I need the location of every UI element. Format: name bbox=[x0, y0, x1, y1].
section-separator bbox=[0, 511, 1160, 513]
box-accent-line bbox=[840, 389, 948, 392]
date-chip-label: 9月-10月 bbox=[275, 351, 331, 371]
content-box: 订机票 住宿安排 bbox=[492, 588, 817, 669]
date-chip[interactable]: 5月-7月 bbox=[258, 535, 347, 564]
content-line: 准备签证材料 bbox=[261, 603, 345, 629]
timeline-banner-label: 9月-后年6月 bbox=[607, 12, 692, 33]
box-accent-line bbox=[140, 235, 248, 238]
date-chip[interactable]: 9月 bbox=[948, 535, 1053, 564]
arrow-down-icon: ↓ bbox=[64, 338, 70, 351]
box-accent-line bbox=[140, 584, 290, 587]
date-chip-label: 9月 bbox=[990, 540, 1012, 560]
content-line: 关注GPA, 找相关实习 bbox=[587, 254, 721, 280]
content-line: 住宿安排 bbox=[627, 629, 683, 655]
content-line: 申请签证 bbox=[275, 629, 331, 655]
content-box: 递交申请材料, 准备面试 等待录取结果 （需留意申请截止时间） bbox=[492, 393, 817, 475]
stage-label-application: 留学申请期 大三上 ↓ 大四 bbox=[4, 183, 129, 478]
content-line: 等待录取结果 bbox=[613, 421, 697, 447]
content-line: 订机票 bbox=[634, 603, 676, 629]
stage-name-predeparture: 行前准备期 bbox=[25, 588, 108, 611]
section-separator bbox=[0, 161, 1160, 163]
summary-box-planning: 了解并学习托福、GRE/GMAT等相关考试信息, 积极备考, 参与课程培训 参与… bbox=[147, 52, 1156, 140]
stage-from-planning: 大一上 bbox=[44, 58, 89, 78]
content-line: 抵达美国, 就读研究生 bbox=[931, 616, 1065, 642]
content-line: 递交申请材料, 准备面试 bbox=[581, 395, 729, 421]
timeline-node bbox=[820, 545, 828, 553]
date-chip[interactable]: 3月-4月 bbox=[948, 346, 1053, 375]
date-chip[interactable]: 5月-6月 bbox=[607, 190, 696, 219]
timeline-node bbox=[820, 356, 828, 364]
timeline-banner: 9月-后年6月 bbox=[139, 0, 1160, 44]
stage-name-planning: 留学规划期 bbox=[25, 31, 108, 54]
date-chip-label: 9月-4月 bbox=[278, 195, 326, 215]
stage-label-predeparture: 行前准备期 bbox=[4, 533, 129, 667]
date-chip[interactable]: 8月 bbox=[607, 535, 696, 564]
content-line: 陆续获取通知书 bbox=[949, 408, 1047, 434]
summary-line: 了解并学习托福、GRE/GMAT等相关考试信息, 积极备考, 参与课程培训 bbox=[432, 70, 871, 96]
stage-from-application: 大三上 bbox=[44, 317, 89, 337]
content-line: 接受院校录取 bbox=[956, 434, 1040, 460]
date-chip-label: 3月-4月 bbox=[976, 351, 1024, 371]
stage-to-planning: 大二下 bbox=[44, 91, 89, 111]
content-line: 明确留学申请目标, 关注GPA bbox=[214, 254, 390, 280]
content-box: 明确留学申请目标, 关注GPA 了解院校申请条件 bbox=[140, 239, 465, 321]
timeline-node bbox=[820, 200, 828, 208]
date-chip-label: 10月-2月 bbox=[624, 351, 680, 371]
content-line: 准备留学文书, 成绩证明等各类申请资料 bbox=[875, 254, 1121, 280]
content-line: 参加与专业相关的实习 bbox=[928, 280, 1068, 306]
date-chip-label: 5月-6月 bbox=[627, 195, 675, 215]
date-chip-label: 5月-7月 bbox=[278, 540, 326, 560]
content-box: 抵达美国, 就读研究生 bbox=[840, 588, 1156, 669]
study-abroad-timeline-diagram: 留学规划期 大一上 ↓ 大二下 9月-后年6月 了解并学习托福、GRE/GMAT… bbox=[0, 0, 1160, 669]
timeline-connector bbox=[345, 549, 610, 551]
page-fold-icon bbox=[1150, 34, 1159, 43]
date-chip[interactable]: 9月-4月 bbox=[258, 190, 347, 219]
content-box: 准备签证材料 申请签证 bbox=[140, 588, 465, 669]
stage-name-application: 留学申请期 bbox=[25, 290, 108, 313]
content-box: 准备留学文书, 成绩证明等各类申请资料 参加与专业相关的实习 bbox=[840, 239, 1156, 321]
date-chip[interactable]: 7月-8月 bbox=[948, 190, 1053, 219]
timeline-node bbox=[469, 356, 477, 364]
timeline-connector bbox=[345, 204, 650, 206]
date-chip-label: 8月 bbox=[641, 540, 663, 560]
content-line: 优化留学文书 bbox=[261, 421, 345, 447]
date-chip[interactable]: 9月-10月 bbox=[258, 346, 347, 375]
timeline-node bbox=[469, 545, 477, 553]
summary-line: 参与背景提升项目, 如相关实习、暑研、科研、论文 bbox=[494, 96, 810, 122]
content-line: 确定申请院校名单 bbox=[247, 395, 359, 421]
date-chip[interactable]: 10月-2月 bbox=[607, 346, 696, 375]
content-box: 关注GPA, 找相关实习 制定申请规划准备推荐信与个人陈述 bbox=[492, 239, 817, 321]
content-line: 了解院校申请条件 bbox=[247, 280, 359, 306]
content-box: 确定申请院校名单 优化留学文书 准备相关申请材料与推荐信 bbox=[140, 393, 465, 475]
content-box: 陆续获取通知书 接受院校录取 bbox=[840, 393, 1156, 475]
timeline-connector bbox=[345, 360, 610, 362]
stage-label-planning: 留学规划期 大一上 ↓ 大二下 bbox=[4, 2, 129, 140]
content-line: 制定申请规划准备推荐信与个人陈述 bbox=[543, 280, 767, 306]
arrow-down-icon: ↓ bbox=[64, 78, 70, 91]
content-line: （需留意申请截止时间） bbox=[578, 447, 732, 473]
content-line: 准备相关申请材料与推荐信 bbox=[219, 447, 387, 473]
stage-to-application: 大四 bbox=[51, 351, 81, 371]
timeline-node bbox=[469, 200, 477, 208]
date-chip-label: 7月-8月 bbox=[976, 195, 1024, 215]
...
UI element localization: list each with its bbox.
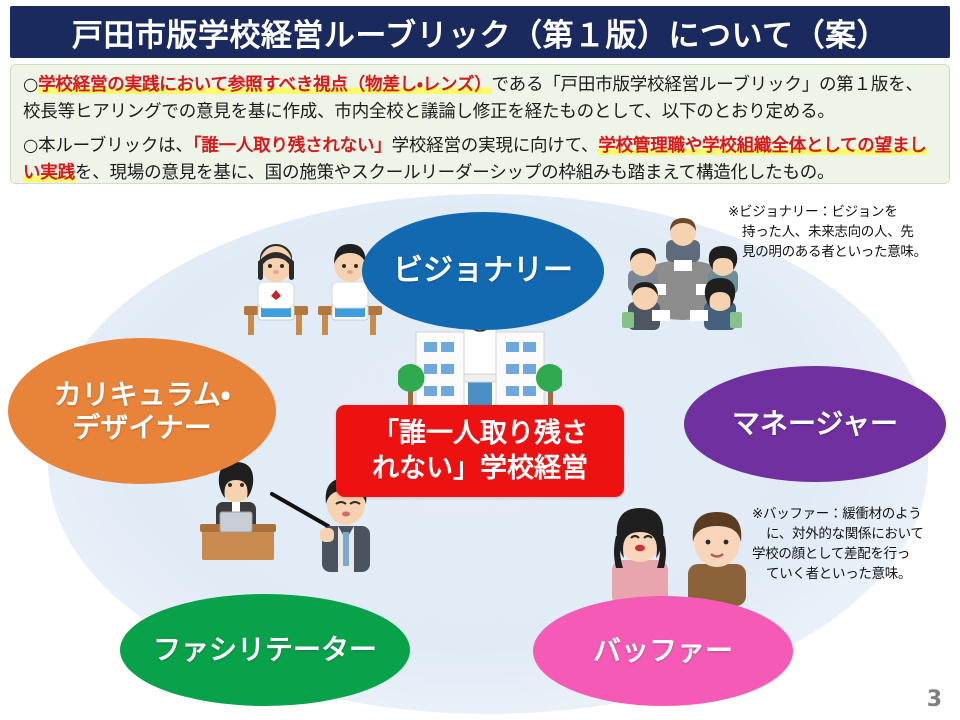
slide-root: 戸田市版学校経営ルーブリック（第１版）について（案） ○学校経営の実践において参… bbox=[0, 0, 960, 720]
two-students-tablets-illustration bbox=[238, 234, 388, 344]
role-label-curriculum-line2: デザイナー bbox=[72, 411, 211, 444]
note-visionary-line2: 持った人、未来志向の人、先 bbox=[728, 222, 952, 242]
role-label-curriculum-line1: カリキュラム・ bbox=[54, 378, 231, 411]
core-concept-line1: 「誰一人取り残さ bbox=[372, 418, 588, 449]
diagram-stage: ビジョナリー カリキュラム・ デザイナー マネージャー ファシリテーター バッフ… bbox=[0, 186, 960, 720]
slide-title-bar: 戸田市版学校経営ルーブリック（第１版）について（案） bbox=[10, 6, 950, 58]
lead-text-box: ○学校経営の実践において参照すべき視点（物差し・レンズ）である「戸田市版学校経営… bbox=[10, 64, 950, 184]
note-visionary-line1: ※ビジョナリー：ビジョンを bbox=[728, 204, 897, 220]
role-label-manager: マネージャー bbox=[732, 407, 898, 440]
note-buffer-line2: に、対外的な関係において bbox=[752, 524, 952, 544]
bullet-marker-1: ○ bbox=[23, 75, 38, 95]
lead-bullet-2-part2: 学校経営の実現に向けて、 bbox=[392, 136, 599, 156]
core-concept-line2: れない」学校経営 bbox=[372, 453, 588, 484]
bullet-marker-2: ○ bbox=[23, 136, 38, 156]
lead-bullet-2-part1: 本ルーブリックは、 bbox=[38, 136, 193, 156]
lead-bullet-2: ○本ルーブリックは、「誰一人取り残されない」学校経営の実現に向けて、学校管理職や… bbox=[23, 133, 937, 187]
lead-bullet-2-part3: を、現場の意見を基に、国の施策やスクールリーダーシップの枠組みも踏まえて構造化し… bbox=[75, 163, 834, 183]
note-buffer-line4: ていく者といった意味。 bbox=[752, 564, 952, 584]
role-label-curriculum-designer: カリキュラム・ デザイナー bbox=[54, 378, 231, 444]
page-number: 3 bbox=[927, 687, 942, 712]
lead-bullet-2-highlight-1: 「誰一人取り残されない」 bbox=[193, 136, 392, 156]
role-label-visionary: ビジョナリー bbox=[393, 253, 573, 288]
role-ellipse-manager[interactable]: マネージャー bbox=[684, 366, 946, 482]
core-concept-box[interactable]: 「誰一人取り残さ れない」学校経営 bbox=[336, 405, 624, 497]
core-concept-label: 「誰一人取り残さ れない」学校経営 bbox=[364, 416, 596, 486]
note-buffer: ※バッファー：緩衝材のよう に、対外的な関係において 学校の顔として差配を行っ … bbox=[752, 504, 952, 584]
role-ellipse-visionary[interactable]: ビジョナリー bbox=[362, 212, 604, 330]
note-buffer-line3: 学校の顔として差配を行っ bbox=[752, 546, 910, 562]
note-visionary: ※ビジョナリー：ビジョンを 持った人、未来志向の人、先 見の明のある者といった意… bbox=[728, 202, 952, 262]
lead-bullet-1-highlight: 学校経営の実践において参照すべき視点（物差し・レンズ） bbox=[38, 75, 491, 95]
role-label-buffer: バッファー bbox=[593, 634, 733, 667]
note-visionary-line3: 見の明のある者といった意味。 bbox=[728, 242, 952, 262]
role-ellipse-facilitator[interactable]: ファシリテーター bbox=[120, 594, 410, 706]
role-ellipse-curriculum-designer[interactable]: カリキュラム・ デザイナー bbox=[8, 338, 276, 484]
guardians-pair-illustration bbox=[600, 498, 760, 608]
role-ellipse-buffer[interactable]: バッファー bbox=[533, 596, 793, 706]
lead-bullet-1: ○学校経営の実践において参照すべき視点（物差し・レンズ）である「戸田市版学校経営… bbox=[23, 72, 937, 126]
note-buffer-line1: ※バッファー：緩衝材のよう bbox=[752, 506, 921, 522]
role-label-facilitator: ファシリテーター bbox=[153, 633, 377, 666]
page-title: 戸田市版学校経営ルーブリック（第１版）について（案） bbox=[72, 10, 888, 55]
...
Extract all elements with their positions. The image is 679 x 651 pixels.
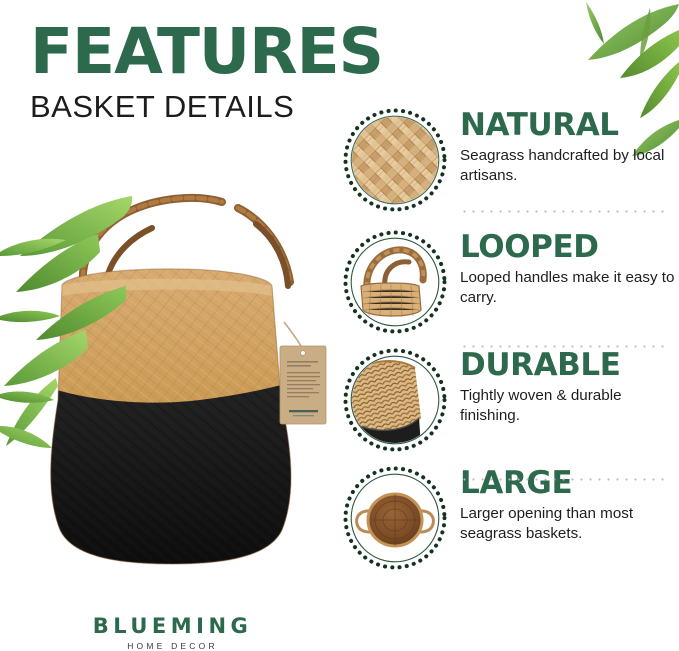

## Directions
Update the rows starting at the line that has "I need the location" and ending after the line that has "content-line: 住宿安排 bbox=[627, 629, 683, 655]": swap every "box-accent-line" for "accent-rule" and leave everything else as it is.

## Result of the task
I need the location of every UI element. Format: name bbox=[x0, y0, x1, y1].
section-separator bbox=[0, 511, 1160, 513]
accent-rule bbox=[840, 389, 948, 392]
date-chip-label: 9月-10月 bbox=[275, 351, 331, 371]
content-box: 订机票 住宿安排 bbox=[492, 588, 817, 669]
date-chip[interactable]: 5月-7月 bbox=[258, 535, 347, 564]
content-line: 准备签证材料 bbox=[261, 603, 345, 629]
timeline-banner-label: 9月-后年6月 bbox=[607, 12, 692, 33]
accent-rule bbox=[140, 235, 248, 238]
date-chip[interactable]: 9月 bbox=[948, 535, 1053, 564]
arrow-down-icon: ↓ bbox=[64, 338, 70, 351]
accent-rule bbox=[140, 584, 290, 587]
date-chip-label: 9月 bbox=[990, 540, 1012, 560]
content-line: 关注GPA, 找相关实习 bbox=[587, 254, 721, 280]
content-line: 住宿安排 bbox=[627, 629, 683, 655]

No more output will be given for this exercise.